# Written request:
Could you transcribe the material below exactly, without leaving out a single line?

# Data shown:
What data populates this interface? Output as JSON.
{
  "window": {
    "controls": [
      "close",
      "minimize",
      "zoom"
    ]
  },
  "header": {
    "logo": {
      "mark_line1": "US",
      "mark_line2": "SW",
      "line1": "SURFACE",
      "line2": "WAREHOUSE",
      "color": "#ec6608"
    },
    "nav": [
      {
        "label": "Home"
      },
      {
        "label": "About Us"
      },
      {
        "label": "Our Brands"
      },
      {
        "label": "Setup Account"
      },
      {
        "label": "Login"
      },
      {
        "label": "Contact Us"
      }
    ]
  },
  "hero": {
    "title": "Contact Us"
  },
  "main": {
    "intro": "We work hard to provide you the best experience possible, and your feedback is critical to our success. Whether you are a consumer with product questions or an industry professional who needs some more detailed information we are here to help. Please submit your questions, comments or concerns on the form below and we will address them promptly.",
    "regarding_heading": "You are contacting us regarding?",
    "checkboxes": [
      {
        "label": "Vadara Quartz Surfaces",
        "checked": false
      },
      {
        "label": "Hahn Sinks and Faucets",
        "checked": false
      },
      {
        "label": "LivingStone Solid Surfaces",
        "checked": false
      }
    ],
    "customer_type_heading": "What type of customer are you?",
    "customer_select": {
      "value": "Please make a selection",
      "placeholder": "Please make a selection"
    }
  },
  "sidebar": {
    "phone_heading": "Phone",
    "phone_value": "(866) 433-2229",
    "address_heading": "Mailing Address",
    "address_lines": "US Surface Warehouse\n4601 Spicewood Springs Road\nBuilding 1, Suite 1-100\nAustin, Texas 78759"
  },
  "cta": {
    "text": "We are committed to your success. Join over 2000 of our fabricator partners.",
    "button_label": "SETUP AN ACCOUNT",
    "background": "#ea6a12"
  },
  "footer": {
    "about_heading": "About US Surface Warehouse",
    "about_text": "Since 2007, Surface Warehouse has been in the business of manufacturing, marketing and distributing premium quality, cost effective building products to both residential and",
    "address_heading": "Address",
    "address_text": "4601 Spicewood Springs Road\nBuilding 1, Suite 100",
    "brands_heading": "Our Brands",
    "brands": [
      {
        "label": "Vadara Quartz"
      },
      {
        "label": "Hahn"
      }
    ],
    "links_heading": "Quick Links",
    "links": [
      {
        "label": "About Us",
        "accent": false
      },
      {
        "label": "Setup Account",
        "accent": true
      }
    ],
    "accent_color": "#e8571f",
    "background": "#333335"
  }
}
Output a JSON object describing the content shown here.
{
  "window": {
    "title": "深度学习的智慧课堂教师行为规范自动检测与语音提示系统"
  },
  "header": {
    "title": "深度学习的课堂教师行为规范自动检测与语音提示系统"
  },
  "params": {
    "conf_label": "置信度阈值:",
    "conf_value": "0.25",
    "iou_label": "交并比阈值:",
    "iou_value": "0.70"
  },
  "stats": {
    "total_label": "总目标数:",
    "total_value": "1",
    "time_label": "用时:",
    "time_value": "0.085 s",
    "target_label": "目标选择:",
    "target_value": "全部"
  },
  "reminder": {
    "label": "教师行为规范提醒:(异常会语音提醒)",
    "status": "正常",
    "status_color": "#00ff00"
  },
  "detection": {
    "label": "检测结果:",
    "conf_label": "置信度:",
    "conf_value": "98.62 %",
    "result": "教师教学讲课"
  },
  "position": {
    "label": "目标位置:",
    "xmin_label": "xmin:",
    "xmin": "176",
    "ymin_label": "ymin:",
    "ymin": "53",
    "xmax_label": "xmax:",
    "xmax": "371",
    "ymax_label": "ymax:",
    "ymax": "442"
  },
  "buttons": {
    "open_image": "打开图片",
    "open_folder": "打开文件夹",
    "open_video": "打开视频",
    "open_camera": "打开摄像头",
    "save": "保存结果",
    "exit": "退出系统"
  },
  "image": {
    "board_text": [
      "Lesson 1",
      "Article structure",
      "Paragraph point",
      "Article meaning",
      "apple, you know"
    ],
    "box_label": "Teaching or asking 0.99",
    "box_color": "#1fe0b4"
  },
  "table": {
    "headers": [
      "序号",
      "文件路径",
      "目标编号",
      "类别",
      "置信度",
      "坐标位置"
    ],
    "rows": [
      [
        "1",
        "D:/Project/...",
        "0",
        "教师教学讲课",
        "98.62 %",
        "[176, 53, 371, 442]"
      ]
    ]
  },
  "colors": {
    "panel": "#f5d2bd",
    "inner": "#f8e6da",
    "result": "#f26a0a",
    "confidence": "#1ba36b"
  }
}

# Solution to this task:
What data populates this interface? Output as JSON.
{
  "window": {
    "controls": [
      "close",
      "minimize",
      "zoom"
    ]
  },
  "header": {
    "logo": {
      "mark_line1": "US",
      "mark_line2": "SW",
      "line1": "SURFACE",
      "line2": "WAREHOUSE",
      "color": "#ec6608"
    },
    "nav": [
      {
        "label": "Home"
      },
      {
        "label": "About Us"
      },
      {
        "label": "Our Brands"
      },
      {
        "label": "Setup Account"
      },
      {
        "label": "Login"
      },
      {
        "label": "Contact Us"
      }
    ]
  },
  "hero": {
    "title": "Contact Us"
  },
  "main": {
    "intro": "We work hard to provide you the best experience possible, and your feedback is critical to our success. Whether you are a consumer with product questions or an industry professional who needs some more detailed information we are here to help. Please submit your questions, comments or concerns on the form below and we will address them promptly.",
    "regarding_heading": "You are contacting us regarding?",
    "checkboxes": [
      {
        "label": "Vadara Quartz Surfaces",
        "checked": false
      },
      {
        "label": "Hahn Sinks and Faucets",
        "checked": false
      },
      {
        "label": "LivingStone Solid Surfaces",
        "checked": false
      }
    ],
    "customer_type_heading": "What type of customer are you?",
    "customer_select": {
      "value": "Please make a selection",
      "placeholder": "Please make a selection"
    }
  },
  "sidebar": {
    "phone_heading": "Phone",
    "phone_value": "(866) 433-2229",
    "address_heading": "Mailing Address",
    "address_lines": "US Surface Warehouse\n4601 Spicewood Springs Road\nBuilding 1, Suite 1-100\nAustin, Texas 78759"
  },
  "cta": {
    "text": "We are committed to your success. Join over 2000 of our fabricator partners.",
    "button_label": "SETUP AN ACCOUNT",
    "background": "#ea6a12"
  },
  "footer": {
    "about_heading": "About US Surface Warehouse",
    "about_text": "Since 2007, Surface Warehouse has been in the business of manufacturing, marketing and distributing premium quality, cost effective building products to both residential and",
    "address_heading": "Address",
    "address_text": "4601 Spicewood Springs Road\nBuilding 1, Suite 100",
    "brands_heading": "Our Brands",
    "brands": [
      {
        "label": "Vadara Quartz"
      },
      {
        "label": "Hahn"
      }
    ],
    "links_heading": "Quick Links",
    "links": [
      {
        "label": "About Us",
        "accent": false
      },
      {
        "label": "Setup Account",
        "accent": true
      }
    ],
    "accent_color": "#e8571f",
    "background": "#333335"
  }
}
Output a JSON object describing the content shown here.
{
  "window": {
    "title": "深度学习的智慧课堂教师行为规范自动检测与语音提示系统"
  },
  "header": {
    "title": "深度学习的课堂教师行为规范自动检测与语音提示系统"
  },
  "params": {
    "conf_label": "置信度阈值:",
    "conf_value": "0.25",
    "iou_label": "交并比阈值:",
    "iou_value": "0.70"
  },
  "stats": {
    "total_label": "总目标数:",
    "total_value": "1",
    "time_label": "用时:",
    "time_value": "0.085 s",
    "target_label": "目标选择:",
    "target_value": "全部"
  },
  "reminder": {
    "label": "教师行为规范提醒:(异常会语音提醒)",
    "status": "正常",
    "status_color": "#00ff00"
  },
  "detection": {
    "label": "检测结果:",
    "conf_label": "置信度:",
    "conf_value": "98.62 %",
    "result": "教师教学讲课"
  },
  "position": {
    "label": "目标位置:",
    "xmin_label": "xmin:",
    "xmin": "176",
    "ymin_label": "ymin:",
    "ymin": "53",
    "xmax_label": "xmax:",
    "xmax": "371",
    "ymax_label": "ymax:",
    "ymax": "442"
  },
  "buttons": {
    "open_image": "打开图片",
    "open_folder": "打开文件夹",
    "open_video": "打开视频",
    "open_camera": "打开摄像头",
    "save": "保存结果",
    "exit": "退出系统"
  },
  "image": {
    "board_text": [
      "Lesson 1",
      "Article structure",
      "Paragraph point",
      "Article meaning",
      "apple, you know"
    ],
    "box_label": "Teaching or asking 0.99",
    "box_color": "#1fe0b4"
  },
  "table": {
    "headers": [
      "序号",
      "文件路径",
      "目标编号",
      "类别",
      "置信度",
      "坐标位置"
    ],
    "rows": [
      [
        "1",
        "D:/Project/...",
        "0",
        "教师教学讲课",
        "98.62 %",
        "[176, 53, 371, 442]"
      ]
    ]
  },
  "colors": {
    "panel": "#f5d2bd",
    "inner": "#f8e6da",
    "result": "#f26a0a",
    "confidence": "#1ba36b"
  }
}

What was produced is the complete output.